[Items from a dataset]
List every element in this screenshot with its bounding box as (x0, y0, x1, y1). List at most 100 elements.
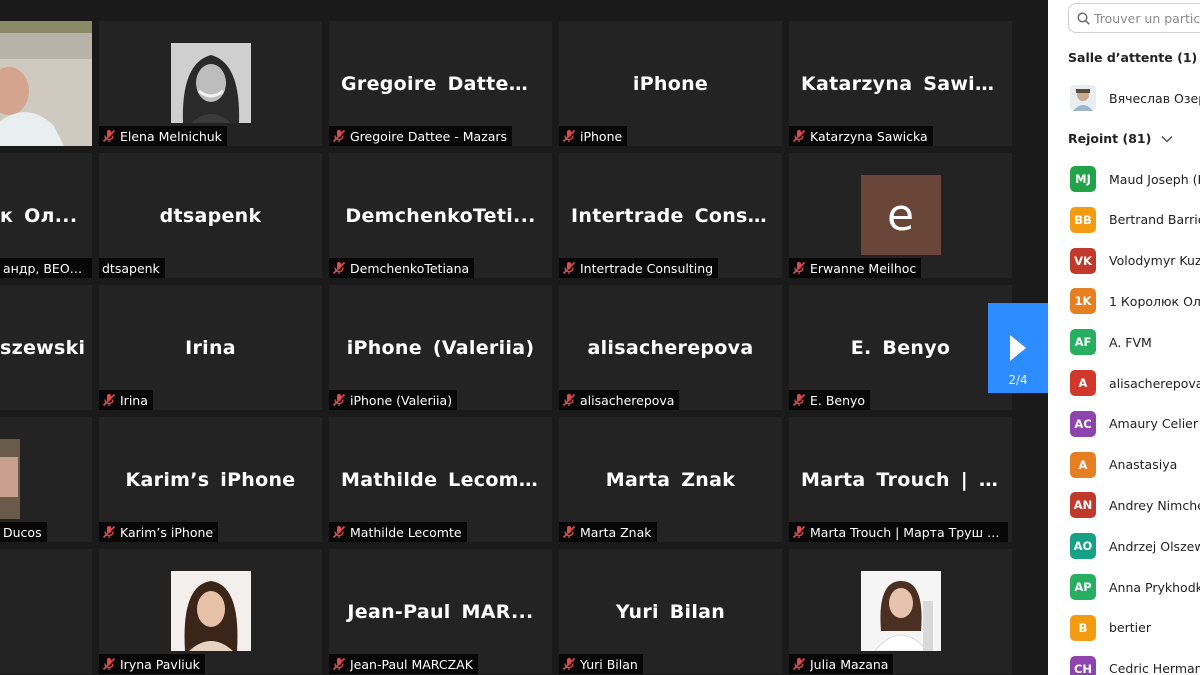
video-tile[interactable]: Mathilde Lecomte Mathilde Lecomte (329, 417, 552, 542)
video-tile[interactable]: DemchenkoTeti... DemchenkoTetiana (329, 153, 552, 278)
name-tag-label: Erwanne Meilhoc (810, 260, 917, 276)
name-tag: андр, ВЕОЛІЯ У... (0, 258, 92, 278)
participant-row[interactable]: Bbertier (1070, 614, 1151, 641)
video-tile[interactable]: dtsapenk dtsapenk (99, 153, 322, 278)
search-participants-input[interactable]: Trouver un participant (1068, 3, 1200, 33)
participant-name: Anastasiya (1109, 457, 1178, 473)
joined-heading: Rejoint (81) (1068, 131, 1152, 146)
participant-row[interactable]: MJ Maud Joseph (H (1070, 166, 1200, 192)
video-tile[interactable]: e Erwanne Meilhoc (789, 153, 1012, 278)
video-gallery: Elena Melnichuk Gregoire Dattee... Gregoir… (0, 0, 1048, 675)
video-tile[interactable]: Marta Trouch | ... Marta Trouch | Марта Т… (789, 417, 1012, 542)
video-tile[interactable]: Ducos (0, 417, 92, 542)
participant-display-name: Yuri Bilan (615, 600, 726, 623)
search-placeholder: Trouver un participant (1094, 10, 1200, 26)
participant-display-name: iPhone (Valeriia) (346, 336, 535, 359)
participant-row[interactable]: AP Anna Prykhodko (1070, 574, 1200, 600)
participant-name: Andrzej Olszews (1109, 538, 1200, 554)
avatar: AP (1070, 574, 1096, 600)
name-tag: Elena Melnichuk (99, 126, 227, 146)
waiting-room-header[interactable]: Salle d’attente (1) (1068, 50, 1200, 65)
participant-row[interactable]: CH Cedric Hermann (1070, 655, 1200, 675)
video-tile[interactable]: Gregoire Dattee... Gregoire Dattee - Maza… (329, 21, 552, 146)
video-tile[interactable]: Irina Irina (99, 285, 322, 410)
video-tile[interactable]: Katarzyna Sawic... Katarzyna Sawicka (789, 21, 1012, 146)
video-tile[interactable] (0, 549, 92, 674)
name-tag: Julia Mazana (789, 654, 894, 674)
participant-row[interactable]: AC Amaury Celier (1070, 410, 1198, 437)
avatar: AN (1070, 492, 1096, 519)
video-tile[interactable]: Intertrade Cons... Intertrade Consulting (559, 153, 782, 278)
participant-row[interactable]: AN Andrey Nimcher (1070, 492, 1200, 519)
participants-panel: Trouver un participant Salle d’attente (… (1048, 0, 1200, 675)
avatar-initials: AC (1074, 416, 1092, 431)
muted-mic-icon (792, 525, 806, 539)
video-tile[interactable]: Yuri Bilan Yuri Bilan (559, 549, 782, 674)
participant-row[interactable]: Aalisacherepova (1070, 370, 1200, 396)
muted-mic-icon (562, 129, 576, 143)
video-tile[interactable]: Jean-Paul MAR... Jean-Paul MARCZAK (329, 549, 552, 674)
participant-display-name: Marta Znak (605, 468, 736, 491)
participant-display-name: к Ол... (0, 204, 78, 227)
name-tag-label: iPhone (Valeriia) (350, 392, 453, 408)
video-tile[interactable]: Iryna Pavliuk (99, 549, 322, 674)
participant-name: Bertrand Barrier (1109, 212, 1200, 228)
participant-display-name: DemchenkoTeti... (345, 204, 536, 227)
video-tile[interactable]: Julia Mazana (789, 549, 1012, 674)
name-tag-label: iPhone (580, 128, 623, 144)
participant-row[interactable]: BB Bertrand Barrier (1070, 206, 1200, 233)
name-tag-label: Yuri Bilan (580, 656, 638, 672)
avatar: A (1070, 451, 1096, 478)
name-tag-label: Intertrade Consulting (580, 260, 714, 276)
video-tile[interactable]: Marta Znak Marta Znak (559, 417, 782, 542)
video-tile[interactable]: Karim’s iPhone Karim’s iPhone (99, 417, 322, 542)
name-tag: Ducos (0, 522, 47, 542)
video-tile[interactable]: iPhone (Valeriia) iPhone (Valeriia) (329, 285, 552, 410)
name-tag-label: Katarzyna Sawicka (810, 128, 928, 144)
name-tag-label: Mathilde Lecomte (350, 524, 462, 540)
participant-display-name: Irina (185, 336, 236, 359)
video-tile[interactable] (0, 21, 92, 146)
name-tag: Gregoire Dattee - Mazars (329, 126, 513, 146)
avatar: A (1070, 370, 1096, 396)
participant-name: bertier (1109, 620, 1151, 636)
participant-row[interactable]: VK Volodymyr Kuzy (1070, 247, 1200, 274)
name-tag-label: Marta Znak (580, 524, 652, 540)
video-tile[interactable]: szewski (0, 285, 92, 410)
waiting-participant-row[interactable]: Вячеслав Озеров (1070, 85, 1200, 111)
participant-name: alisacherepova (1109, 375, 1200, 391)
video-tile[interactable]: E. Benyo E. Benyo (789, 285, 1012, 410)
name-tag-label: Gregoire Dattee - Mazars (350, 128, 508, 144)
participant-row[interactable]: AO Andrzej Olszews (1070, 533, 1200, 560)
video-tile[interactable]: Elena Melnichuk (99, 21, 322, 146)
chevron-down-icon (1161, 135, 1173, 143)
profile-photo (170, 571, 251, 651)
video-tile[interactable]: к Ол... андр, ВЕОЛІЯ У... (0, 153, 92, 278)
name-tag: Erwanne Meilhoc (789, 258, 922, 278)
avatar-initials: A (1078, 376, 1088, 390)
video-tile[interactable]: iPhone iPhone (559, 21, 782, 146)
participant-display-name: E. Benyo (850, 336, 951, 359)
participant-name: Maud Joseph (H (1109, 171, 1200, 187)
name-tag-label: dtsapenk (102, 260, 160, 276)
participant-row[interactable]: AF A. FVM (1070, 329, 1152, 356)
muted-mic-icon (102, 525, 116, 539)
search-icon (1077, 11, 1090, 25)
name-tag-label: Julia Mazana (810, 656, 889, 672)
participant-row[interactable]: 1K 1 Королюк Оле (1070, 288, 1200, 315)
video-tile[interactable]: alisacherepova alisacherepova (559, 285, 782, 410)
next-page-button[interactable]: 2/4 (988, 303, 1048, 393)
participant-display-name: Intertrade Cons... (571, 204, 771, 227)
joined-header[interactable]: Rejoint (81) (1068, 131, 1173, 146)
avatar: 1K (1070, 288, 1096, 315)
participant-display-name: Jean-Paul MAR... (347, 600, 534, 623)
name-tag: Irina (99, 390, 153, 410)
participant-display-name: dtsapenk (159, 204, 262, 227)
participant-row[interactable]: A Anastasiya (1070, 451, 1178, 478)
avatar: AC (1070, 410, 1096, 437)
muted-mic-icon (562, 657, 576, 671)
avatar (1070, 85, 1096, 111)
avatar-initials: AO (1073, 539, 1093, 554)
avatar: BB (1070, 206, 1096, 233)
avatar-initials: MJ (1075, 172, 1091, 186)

---

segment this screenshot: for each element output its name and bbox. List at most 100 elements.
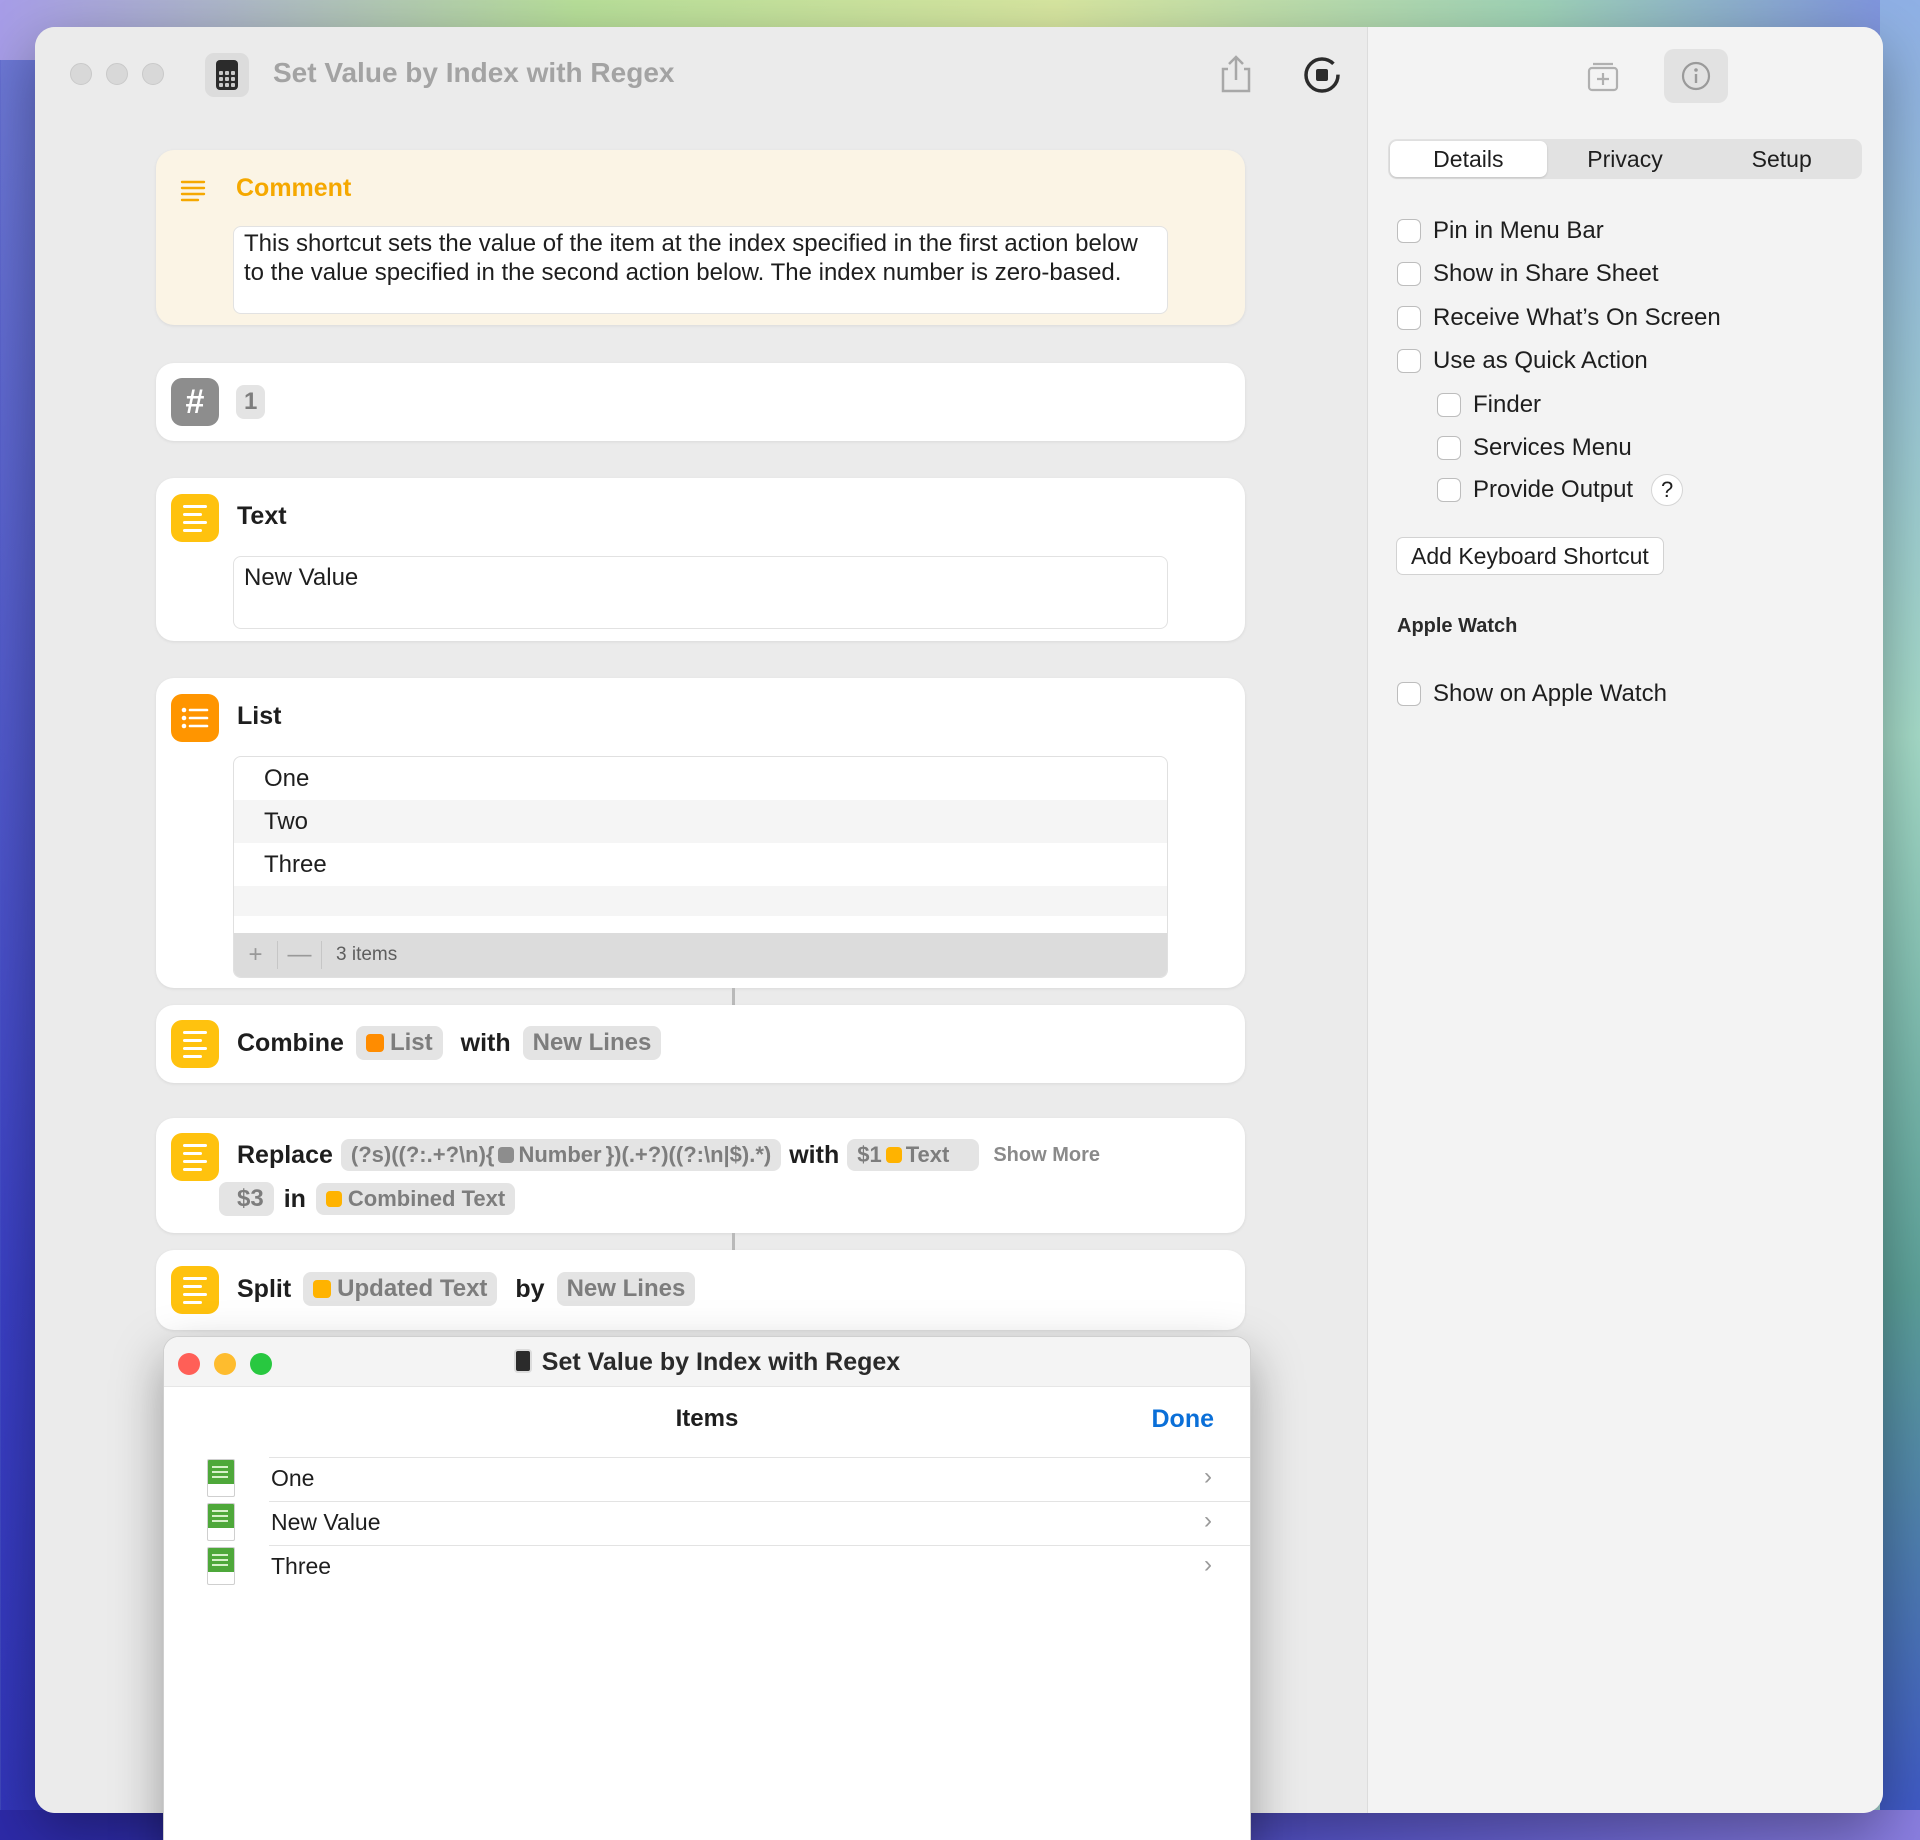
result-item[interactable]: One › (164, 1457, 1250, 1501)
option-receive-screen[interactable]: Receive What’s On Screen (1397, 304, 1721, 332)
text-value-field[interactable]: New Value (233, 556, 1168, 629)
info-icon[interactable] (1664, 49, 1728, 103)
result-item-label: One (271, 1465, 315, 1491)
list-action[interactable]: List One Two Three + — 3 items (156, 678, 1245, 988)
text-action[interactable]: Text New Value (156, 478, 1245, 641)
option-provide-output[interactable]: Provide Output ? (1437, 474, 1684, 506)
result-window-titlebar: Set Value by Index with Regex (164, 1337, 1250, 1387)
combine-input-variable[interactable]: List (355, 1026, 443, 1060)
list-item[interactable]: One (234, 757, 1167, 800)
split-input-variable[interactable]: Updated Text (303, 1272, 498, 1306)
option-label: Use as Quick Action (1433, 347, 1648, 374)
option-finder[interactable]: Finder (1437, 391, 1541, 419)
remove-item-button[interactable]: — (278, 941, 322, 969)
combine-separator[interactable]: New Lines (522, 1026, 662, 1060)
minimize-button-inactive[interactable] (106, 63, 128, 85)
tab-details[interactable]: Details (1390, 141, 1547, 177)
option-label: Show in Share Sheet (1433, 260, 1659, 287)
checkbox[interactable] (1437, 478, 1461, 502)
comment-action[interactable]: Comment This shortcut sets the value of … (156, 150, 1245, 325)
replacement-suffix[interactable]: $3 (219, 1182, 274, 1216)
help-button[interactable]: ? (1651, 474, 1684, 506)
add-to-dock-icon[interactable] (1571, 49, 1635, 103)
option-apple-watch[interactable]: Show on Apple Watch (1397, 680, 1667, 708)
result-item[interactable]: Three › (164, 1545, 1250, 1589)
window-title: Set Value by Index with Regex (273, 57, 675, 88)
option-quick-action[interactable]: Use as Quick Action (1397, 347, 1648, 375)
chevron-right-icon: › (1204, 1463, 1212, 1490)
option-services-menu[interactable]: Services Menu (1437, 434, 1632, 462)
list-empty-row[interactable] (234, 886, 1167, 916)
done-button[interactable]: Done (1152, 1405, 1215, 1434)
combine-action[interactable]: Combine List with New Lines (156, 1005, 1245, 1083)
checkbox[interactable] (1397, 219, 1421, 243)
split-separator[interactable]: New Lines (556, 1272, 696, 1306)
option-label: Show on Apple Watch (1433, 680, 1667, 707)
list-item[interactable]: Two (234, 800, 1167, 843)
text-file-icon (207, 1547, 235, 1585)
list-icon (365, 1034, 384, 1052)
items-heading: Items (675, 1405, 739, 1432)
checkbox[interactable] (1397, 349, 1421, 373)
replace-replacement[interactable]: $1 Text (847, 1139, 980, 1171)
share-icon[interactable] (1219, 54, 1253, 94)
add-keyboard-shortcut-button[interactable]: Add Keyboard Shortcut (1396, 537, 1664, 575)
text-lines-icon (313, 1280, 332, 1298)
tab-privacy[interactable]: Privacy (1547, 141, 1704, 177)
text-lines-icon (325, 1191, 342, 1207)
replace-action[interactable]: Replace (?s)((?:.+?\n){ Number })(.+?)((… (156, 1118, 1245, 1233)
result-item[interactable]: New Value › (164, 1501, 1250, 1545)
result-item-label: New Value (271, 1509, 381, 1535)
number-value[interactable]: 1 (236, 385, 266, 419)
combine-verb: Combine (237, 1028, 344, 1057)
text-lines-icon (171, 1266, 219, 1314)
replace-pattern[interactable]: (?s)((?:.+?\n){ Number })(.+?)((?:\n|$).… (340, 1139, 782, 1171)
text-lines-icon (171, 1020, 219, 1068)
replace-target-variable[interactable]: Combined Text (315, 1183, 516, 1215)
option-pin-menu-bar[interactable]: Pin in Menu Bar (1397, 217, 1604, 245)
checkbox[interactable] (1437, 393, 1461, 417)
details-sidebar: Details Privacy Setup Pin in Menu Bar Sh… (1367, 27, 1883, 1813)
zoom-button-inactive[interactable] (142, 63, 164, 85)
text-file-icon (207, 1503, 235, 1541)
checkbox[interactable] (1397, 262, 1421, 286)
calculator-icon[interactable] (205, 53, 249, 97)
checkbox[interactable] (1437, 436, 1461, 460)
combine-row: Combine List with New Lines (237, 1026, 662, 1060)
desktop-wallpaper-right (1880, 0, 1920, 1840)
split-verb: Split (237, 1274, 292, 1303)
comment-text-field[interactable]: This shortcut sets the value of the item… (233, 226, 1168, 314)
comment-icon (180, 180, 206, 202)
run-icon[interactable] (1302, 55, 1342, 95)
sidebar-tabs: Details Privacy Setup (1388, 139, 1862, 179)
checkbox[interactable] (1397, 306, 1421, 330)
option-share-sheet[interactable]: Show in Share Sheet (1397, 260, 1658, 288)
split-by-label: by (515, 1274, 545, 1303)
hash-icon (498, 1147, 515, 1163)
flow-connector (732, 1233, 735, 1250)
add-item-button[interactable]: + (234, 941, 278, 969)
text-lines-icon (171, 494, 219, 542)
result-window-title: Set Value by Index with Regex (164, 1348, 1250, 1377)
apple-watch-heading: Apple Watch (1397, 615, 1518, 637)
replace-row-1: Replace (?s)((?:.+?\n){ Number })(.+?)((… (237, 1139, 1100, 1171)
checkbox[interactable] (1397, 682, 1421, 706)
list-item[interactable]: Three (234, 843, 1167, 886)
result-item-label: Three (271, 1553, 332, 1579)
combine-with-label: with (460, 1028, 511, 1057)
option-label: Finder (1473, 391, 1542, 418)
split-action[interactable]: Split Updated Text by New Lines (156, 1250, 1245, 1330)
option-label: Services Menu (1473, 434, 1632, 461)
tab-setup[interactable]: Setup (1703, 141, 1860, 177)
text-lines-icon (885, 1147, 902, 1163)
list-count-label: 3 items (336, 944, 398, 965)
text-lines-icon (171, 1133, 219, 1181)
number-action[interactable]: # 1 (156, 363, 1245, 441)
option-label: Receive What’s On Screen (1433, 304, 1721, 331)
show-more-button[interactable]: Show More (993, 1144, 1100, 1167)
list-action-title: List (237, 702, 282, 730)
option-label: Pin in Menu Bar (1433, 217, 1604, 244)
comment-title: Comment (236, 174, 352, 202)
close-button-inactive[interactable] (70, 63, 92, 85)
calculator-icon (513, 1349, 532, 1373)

* _Work to complete_: Copy out, word for word, the run of lines beginning with the line containing "video-tile[interactable]: Mathilde Lecomte" and ending with the line containing "participant-display-name: Yuri Bilan", both included.

* _Output for this exercise_:
video-tile[interactable]: Mathilde Lecomte Mathilde Lecomte (329, 417, 552, 542)
video-tile[interactable]: DemchenkoTeti... DemchenkoTetiana (329, 153, 552, 278)
name-tag-label: Erwanne Meilhoc (810, 260, 917, 276)
name-tag: андр, ВЕОЛІЯ У... (0, 258, 92, 278)
participant-row[interactable]: Bbertier (1070, 614, 1151, 641)
video-tile[interactable]: dtsapenk dtsapenk (99, 153, 322, 278)
search-participants-input[interactable]: Trouver un participant (1068, 3, 1200, 33)
participant-name: Anastasiya (1109, 457, 1178, 473)
joined-heading: Rejoint (81) (1068, 131, 1152, 146)
participant-row[interactable]: MJ Maud Joseph (H (1070, 166, 1200, 192)
video-tile[interactable]: e Erwanne Meilhoc (789, 153, 1012, 278)
video-gallery: Elena Melnichuk Gregoire Dattee... Gregoir… (0, 0, 1048, 675)
video-tile[interactable]: Marta Trouch | ... Marta Trouch | Марта Т… (789, 417, 1012, 542)
video-tile[interactable]: Ducos (0, 417, 92, 542)
participant-display-name: Yuri Bilan (615, 600, 726, 623)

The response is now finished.